**Stated exercise**
For each line that holds "this", copy the line out.

**Data for processing**
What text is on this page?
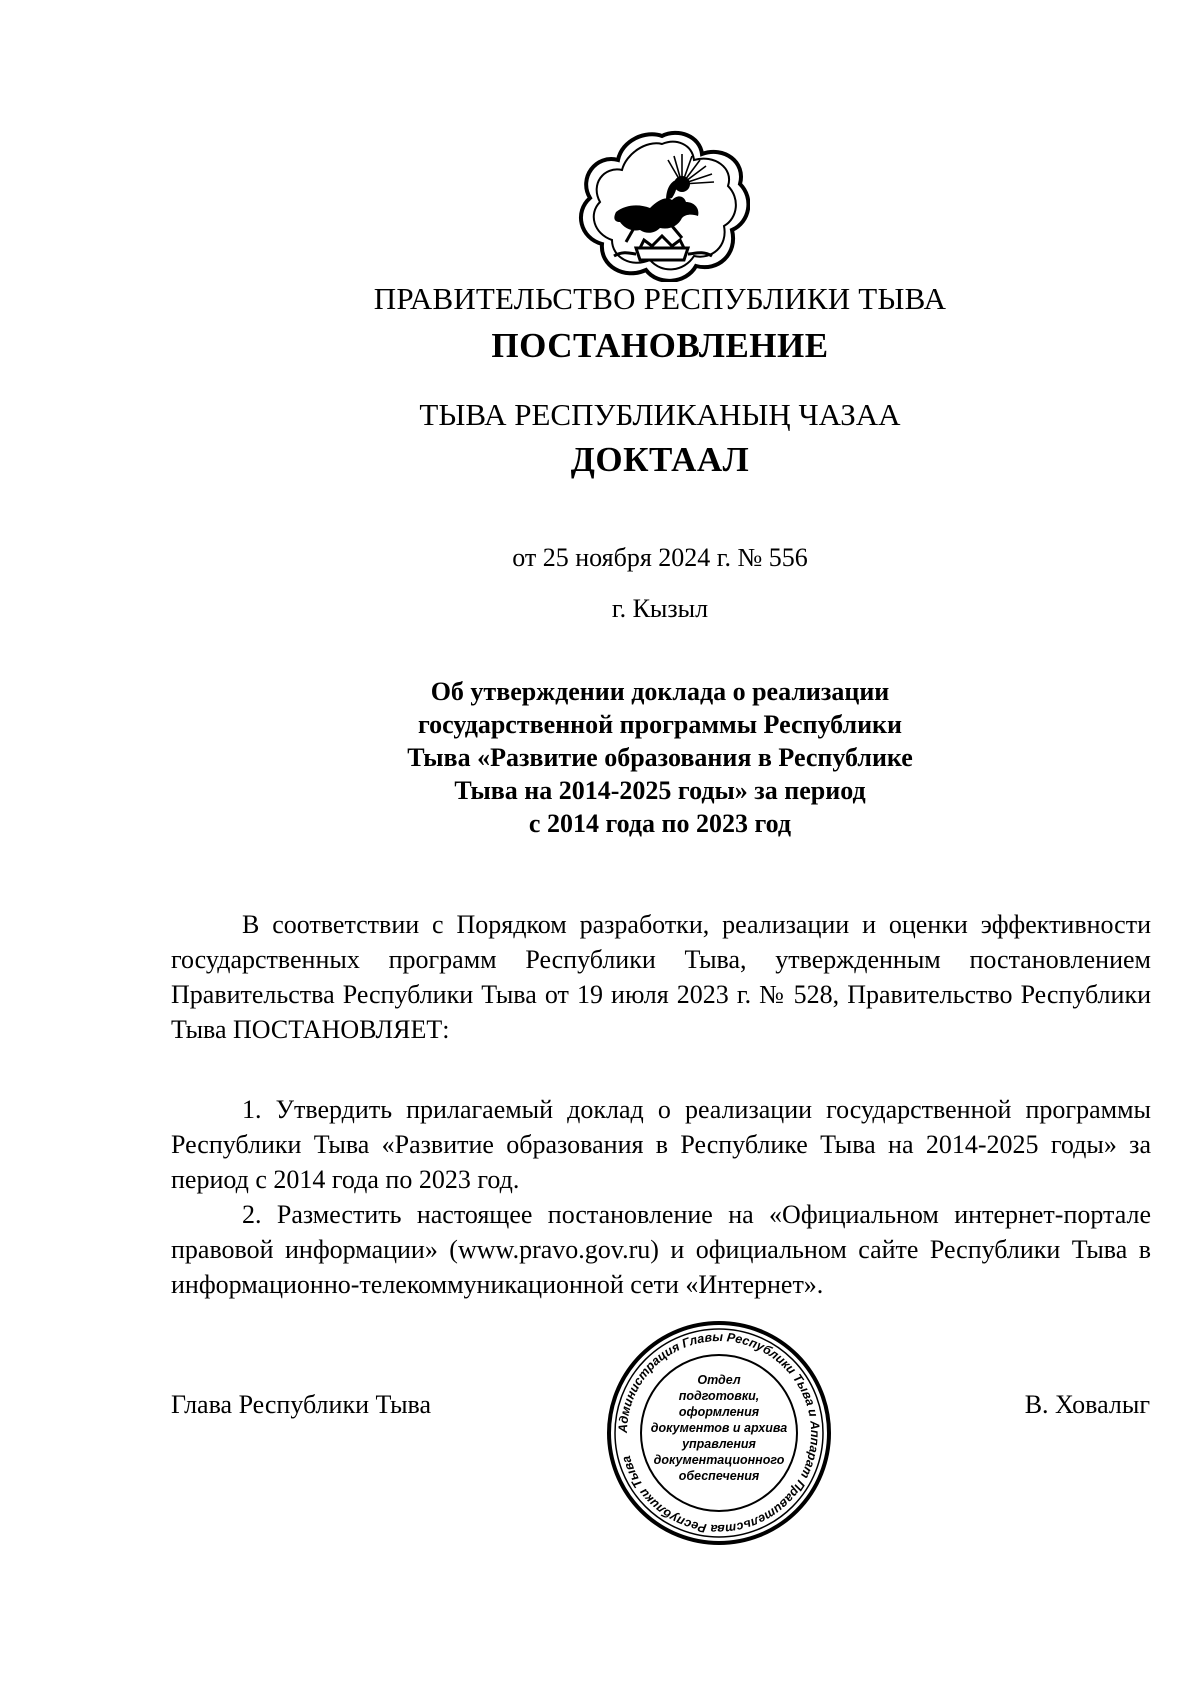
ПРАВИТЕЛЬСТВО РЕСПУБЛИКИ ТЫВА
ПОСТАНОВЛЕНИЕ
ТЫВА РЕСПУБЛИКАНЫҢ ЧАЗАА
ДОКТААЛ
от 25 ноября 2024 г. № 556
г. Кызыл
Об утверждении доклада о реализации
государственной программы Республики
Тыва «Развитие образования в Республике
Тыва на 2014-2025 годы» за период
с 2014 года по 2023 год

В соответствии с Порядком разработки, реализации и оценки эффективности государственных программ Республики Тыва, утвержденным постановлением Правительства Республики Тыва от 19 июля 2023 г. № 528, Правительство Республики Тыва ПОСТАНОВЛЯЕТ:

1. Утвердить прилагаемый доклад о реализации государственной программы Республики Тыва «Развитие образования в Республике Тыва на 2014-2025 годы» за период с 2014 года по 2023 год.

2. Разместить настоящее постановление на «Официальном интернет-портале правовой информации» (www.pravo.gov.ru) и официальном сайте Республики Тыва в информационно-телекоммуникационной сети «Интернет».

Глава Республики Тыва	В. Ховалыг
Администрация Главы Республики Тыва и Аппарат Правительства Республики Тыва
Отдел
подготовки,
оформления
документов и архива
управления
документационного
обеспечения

--

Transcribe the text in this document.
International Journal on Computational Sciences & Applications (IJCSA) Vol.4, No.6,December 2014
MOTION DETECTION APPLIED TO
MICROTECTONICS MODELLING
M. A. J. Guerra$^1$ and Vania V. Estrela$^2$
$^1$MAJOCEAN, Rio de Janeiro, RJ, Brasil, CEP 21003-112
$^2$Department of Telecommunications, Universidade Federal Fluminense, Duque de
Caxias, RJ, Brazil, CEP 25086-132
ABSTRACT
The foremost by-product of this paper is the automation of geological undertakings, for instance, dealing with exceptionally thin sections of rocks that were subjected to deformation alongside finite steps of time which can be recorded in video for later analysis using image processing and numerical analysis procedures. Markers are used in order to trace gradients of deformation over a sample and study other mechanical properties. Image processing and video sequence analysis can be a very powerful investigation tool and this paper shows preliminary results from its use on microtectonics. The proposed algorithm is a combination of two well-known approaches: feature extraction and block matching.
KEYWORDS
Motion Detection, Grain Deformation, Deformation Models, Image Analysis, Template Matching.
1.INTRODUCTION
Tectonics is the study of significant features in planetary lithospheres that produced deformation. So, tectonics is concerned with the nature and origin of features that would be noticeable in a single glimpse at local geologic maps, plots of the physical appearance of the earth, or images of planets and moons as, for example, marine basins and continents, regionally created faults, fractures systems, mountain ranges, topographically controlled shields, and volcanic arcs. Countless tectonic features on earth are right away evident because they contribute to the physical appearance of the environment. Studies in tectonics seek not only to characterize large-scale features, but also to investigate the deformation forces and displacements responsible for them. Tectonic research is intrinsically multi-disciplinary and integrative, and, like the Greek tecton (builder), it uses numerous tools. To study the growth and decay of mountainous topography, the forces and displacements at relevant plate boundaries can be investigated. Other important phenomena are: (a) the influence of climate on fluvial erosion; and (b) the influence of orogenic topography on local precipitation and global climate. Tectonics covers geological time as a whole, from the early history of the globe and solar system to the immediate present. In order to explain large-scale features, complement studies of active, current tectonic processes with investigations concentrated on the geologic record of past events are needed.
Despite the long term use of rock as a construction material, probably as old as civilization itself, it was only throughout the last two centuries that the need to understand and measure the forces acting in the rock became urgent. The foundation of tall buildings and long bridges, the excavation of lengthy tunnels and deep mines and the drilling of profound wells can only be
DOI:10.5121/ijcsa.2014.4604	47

* * *

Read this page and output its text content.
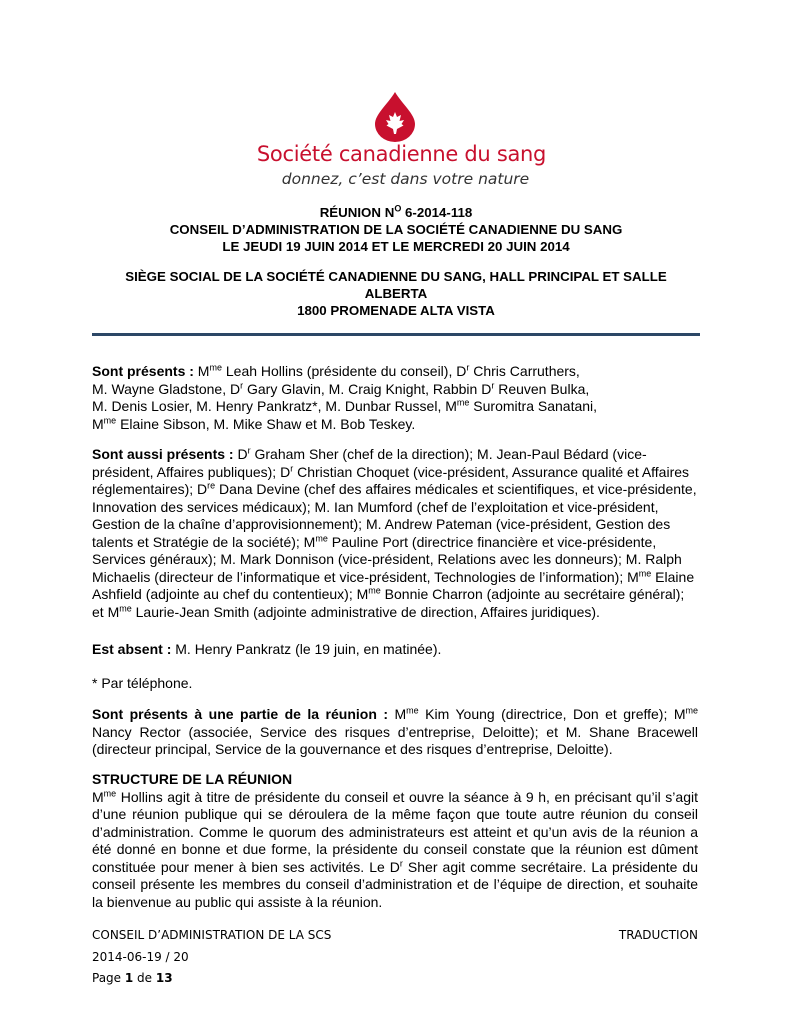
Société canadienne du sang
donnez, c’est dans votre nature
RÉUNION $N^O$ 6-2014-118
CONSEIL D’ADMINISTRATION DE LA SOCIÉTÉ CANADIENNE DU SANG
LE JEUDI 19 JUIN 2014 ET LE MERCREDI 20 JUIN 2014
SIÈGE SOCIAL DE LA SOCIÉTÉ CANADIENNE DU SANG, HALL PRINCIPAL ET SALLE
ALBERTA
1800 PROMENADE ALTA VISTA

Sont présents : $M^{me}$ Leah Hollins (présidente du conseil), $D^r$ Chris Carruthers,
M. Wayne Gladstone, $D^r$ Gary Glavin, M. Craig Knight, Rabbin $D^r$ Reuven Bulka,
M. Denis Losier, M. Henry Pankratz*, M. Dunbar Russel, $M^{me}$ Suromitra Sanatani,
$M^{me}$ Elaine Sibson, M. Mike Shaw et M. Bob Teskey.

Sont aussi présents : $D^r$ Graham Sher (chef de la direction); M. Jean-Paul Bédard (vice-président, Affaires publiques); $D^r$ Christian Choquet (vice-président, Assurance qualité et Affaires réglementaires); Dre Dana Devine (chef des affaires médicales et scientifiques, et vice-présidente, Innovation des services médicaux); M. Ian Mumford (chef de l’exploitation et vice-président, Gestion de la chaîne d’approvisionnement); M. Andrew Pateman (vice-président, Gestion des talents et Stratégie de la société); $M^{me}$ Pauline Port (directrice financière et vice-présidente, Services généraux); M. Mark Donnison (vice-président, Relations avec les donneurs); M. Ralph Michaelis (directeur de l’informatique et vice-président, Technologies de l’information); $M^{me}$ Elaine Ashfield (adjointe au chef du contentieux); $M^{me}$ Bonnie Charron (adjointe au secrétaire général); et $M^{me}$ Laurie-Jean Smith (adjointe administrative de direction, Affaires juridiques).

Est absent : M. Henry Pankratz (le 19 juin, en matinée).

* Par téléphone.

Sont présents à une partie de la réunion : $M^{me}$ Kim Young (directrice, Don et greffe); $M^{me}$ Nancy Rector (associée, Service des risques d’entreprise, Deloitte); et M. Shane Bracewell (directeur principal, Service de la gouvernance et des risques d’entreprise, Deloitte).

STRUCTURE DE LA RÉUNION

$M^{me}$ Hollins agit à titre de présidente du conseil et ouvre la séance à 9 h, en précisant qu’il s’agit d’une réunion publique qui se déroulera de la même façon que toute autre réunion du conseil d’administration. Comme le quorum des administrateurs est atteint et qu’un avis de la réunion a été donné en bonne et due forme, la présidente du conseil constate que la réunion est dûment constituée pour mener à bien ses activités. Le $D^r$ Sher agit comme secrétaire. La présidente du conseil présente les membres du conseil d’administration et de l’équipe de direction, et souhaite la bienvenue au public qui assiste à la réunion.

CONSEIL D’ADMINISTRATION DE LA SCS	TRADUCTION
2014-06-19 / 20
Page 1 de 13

**Task answer**
What text is on this page?
Transcribe the text in this document.
The foremost by-product of this paper is the automation of geological undertakings, for instance, dealing with exceptionally thin sections of rocks that were subjected to deformation alongside finite steps of time which can be recorded in video for later analysis using image processing and numerical analysis procedures. Markers are used in order to trace gradients of deformation over a sample and study other mechanical properties. Image processing and video sequence analysis can be a very powerful investigation tool and this paper shows preliminary results from its use on microtectonics. The proposed algorithm is a combination of two well-known approaches: feature extraction and block matching.
Read this page and output its text content.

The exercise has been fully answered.